* [SUPPLIED DATA]
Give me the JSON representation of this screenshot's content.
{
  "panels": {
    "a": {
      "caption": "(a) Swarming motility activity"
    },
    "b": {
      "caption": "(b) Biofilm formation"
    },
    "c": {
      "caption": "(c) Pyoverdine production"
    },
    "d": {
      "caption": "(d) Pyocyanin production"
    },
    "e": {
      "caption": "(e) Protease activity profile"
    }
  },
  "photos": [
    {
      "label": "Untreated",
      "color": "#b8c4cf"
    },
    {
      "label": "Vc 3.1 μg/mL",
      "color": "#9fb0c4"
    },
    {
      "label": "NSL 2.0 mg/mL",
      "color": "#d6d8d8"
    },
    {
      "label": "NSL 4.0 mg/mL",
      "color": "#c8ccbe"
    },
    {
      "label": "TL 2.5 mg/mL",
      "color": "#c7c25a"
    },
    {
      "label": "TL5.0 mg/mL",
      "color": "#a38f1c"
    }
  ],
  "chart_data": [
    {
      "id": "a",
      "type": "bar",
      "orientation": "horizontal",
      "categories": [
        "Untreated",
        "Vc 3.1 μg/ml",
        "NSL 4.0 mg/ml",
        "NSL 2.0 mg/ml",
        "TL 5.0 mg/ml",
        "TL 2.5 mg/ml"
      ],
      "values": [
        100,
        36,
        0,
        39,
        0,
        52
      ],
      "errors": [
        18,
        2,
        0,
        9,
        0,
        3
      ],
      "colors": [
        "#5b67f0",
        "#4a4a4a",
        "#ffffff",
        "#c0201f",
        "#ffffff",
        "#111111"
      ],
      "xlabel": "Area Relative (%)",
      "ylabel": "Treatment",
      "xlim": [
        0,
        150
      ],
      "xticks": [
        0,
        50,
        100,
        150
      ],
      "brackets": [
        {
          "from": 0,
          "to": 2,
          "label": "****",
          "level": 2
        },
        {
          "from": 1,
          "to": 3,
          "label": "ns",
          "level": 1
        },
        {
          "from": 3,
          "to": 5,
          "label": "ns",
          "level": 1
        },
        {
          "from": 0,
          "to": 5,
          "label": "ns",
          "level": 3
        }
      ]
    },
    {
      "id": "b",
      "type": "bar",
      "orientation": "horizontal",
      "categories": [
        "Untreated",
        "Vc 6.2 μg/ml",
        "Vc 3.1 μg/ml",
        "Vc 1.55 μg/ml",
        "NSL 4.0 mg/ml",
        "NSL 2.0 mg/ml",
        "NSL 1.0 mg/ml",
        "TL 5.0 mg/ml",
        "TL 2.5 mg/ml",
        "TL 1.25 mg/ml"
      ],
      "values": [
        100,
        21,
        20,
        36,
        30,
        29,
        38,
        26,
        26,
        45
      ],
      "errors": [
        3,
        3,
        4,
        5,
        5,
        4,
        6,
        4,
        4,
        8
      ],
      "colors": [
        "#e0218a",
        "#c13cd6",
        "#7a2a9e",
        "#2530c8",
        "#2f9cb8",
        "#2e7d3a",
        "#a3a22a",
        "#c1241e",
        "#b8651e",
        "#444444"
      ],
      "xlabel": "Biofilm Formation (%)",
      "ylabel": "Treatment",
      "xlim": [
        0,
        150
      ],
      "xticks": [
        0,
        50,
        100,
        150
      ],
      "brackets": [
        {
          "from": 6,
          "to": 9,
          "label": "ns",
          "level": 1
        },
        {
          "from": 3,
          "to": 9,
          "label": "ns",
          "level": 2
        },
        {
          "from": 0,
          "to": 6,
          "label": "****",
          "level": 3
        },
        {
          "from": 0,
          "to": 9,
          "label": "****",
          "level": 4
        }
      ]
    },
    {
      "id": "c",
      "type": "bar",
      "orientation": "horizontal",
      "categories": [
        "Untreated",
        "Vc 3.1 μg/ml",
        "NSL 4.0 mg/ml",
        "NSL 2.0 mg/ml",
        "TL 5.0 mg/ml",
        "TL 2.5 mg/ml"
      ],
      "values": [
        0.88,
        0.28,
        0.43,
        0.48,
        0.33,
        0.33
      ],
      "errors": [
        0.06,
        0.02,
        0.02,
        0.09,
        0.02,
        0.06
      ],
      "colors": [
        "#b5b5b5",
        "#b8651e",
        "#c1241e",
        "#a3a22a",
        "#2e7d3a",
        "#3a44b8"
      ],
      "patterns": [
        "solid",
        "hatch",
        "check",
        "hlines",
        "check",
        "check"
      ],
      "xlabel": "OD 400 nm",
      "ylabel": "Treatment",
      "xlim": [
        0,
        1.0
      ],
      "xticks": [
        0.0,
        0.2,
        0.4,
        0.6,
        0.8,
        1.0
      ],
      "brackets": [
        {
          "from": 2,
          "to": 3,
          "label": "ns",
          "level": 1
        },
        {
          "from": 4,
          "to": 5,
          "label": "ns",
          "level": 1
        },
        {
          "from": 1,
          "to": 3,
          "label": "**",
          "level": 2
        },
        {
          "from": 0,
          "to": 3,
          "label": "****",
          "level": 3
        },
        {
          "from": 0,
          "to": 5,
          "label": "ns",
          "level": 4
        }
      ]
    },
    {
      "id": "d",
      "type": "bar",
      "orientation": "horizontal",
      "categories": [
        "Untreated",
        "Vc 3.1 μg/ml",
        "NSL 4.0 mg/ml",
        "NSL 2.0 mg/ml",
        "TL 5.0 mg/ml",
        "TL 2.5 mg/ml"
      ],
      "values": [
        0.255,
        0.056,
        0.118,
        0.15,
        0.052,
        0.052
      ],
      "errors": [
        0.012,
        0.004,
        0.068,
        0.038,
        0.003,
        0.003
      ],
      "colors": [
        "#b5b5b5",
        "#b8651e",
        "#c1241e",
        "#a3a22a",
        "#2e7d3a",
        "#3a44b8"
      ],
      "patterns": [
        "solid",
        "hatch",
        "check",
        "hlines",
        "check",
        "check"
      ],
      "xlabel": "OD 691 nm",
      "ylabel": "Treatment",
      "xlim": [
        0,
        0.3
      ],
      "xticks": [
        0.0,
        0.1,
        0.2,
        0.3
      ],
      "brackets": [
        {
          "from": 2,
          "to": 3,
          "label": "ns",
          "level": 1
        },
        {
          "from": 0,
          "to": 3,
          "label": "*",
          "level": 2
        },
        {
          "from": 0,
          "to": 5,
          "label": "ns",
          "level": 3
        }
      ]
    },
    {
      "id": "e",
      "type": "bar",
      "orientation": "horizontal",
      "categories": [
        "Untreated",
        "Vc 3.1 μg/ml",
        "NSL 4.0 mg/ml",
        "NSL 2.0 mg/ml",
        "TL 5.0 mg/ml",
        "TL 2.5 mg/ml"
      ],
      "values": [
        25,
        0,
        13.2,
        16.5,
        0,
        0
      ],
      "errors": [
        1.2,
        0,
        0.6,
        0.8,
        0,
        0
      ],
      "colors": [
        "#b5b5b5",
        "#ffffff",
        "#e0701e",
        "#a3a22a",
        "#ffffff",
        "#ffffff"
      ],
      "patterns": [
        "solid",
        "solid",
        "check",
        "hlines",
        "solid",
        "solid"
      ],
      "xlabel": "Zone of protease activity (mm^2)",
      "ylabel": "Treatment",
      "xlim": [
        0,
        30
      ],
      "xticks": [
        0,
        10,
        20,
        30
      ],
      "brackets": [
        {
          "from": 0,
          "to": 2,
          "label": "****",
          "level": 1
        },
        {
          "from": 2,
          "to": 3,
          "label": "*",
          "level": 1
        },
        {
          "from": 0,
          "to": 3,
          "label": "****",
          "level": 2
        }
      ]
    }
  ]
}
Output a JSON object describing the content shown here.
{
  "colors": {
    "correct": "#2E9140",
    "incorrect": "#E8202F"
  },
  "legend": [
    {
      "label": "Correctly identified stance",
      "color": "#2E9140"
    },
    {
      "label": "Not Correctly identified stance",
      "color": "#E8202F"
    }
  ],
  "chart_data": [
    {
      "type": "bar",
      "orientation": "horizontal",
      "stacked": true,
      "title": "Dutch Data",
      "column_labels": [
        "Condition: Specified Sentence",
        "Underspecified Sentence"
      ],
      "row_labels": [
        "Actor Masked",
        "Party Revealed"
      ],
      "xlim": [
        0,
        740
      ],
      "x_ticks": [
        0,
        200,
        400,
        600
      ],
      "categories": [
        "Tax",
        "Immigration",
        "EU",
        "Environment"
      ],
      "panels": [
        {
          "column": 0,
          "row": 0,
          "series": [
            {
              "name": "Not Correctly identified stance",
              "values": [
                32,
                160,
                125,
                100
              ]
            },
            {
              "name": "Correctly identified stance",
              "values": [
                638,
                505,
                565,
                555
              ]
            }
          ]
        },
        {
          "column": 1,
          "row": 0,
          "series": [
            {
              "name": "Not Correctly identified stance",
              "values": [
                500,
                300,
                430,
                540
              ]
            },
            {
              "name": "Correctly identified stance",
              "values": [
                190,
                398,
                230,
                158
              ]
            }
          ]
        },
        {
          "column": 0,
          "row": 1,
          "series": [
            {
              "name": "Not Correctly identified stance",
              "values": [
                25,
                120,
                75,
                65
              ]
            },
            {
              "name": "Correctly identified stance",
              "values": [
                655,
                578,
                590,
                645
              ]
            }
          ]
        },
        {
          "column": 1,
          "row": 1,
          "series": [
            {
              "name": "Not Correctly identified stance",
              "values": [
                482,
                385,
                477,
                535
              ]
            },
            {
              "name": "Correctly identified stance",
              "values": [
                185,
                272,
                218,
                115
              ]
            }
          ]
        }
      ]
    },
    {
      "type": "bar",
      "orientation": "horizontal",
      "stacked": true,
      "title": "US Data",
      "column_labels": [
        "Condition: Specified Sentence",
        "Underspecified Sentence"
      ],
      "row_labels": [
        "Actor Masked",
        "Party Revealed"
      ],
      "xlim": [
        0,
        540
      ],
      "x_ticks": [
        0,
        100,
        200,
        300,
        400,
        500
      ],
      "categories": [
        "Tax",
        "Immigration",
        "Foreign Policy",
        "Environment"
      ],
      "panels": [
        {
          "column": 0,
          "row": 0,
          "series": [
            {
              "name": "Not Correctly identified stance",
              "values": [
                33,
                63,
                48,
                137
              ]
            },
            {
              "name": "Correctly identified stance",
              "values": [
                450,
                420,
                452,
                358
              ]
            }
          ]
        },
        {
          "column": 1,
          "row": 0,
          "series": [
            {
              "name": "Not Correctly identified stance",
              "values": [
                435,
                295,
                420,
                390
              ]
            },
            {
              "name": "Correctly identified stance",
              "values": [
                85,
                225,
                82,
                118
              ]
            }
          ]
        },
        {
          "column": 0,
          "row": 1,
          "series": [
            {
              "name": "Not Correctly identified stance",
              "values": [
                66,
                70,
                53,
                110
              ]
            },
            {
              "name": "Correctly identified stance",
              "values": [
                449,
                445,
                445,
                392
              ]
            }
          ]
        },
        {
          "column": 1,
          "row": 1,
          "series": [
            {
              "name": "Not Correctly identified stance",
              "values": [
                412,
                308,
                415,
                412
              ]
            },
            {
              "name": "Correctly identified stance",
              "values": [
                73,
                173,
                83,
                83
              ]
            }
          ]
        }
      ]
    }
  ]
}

* [TASK GOAL] Identify the lines above that contain the word "JSON", then copy them.

* [FULL RESPONSE]
Give me the JSON representation of this screenshot's content.
Output a JSON object describing the content shown here.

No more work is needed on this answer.